──────── TEXT SECTION

González Farías has more than 70 scientific articles published mainly in international journals. Her work on unit roots has been recognized as an influential contribution and republished in the two-volume set called "Recent Developments in Time Series," edited by Paul Newbold and Stephen J. Leybourne, Professors of Econometrics at the University of Nottingham:

- Pantula, S.G., G. Gonzalez-Farias, and W.A. Fuller (1994). A comparison of unit root test criteria. As a chapter in the book edited by The International Library of Critical Writings in Econometrics, Series Editors: Mark Blaug and Adrian Darnell (2003).

==Academic activity==

Throughout her career, González Farías has participated in multiple academic committees for the organization of academic events and the promotion of Statistics, Mathematics and Science in general. To mention a few of these, the following stand out:
- Member of the Organizing Committee of the International Symposium of Forecasting 2003 in Mérida, Yucatán.
- Member of the Advisory Board of the GeoIntelligence Laboratory (GeoINT), CentroGEO .
- Member of the Board of Directors of the Mexican Mathematical Society, Secretary of Liaison (2013-2015).
- Jury for the 2013 Jan Tinbergen Awards for young statisticians from developing countries” ISI 59th, Hong Kong.
- Local Organizing Committee of the Pan-American Institute for Advanced Studies in Probability and Statistics, NSF-CIMAT.
- President of the Organizing Committee of the 1st Canada-Mexico Statistics Meeting.
- VP-Finance of the International Society for Business and Industrial Statistics (ISBIS).
- Member of the Technical Advisory Board of the Mexican User Satisfaction Index (IMSU) from 2006 to date for the evaluation of the impacts of social programs
- President of the National Organizing Committee of the XX and XXI Mexican National Statistics Forum (2005-2007).
- Founding member of the Council of the International Society for Business and Industrial Statistics (ISBIS).
- Member of the Local Organizing Committee -Joint Bernoulli Society/Institute of Mathematical Statistics Conference, 2000, Guanajuato, Mexico.

González Farías has also participated in various commissions in CONACYT, such as, for example, the Mexican National System of Researchers Review Committee (2018-2020, 2022), Member of the External Review Committee of the CentroGEO (2016-2018, 2019-2021), Evaluation Committee of the CONACYT-INEGI Sector Fund (2015-2019), and Evaluation of Mexican National Quality Posgraduate Programs (PNPC) (multiple times).

────────────────

WHAT TO DO ->
1. Copy the text on González Farías word for word from "- Founding member" to "Statistics Conference, 2000, Guanajuato, Mexico.".
2. Summarize the text on González Farías in two sentences.

──────── EXTRACTED ENTRIES

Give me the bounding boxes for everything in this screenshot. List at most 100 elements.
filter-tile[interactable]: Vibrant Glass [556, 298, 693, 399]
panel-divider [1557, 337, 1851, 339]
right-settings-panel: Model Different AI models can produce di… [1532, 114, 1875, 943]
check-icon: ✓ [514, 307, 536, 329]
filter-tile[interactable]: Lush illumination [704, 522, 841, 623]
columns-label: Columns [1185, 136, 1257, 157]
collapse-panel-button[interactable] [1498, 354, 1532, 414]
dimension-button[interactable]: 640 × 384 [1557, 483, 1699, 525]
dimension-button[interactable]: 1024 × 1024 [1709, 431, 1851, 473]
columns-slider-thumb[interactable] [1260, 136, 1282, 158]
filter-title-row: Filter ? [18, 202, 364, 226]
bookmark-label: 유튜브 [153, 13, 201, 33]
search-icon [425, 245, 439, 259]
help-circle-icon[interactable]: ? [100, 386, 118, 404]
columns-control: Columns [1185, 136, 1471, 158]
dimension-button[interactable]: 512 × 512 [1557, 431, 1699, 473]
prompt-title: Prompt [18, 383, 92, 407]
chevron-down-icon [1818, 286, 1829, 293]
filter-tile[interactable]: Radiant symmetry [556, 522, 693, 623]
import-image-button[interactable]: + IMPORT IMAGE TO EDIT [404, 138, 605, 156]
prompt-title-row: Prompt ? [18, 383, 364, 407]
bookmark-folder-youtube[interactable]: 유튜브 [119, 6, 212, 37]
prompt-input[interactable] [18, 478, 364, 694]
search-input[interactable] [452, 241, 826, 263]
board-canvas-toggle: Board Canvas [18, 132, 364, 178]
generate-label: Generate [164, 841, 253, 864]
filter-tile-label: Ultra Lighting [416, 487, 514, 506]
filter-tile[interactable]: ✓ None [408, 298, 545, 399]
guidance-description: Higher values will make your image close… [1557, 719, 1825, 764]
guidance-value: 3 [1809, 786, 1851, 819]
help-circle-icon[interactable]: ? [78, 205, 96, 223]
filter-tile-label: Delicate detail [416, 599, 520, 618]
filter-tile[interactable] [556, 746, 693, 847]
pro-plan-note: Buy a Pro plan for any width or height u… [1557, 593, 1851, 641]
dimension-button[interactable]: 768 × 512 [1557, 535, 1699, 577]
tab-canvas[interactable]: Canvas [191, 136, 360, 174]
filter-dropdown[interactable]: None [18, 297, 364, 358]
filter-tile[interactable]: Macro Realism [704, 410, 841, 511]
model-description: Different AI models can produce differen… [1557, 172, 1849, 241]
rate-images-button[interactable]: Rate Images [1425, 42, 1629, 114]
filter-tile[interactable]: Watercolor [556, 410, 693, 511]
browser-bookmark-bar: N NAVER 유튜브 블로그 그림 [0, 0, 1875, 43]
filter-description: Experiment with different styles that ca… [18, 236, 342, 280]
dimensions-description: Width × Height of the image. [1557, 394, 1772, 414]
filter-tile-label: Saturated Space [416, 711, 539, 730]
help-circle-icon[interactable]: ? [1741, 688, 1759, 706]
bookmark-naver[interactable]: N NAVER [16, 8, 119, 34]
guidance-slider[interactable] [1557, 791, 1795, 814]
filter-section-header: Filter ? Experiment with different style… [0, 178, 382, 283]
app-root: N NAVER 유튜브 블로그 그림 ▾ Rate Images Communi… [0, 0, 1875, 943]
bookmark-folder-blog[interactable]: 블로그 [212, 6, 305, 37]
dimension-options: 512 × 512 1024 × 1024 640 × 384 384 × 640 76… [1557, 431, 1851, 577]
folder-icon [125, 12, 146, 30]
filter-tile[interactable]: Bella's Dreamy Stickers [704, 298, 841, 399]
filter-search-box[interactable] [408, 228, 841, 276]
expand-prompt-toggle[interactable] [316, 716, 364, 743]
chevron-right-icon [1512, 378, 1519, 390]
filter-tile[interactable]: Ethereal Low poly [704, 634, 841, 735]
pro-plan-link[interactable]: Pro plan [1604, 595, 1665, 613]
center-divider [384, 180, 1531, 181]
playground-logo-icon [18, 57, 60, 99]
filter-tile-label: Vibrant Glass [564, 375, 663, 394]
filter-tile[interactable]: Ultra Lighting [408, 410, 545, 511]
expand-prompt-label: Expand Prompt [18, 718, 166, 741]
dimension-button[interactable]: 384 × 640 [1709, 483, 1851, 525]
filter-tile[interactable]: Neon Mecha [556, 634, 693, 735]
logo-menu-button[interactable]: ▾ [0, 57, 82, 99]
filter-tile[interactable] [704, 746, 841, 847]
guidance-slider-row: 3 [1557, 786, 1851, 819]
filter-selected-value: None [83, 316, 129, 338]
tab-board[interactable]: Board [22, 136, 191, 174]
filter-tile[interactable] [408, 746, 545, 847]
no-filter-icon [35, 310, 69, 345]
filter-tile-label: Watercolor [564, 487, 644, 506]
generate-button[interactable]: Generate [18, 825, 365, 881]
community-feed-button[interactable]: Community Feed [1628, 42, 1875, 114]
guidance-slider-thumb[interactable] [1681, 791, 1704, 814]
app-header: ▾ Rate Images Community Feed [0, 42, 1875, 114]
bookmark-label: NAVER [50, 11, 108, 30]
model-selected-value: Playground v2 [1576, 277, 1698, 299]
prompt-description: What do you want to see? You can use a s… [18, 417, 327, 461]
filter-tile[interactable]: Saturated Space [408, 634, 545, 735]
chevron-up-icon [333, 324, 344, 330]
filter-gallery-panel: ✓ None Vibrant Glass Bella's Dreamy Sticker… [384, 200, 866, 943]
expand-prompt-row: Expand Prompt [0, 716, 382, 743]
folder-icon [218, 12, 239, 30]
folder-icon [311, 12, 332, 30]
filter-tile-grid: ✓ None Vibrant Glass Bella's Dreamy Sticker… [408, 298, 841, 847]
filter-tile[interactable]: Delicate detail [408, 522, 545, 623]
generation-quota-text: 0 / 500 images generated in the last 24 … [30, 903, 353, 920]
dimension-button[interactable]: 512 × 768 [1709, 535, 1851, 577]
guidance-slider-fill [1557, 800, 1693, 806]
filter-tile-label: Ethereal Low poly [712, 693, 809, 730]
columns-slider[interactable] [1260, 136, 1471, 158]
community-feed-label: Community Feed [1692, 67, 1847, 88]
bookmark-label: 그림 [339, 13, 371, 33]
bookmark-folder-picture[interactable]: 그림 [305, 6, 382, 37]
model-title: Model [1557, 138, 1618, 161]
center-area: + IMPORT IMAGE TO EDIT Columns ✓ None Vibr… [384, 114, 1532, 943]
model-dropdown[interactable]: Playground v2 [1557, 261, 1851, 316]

────────────────

WRITTEN ANSWERS ->
1.
- Founding member of the Council of the International Society for Business and Industrial Statistics (ISBIS).
- Member of the Local Organizing Committee -Joint Bernoulli Society/Institute of Mathematical Statistics Conference, 2000, Guanajuato, Mexico.

2. González Farías has published more than 70 scientific articles, mainly in international journals, and her work on unit roots was recognized as influential and republished in the two-volume set "Recent Developments in Time Series." Throughout her career she has served on many academic committees and boards, including organizing committees for statistics events and the Board of Directors of the Mexican Mathematical Society, as well as on various CONACYT commissions.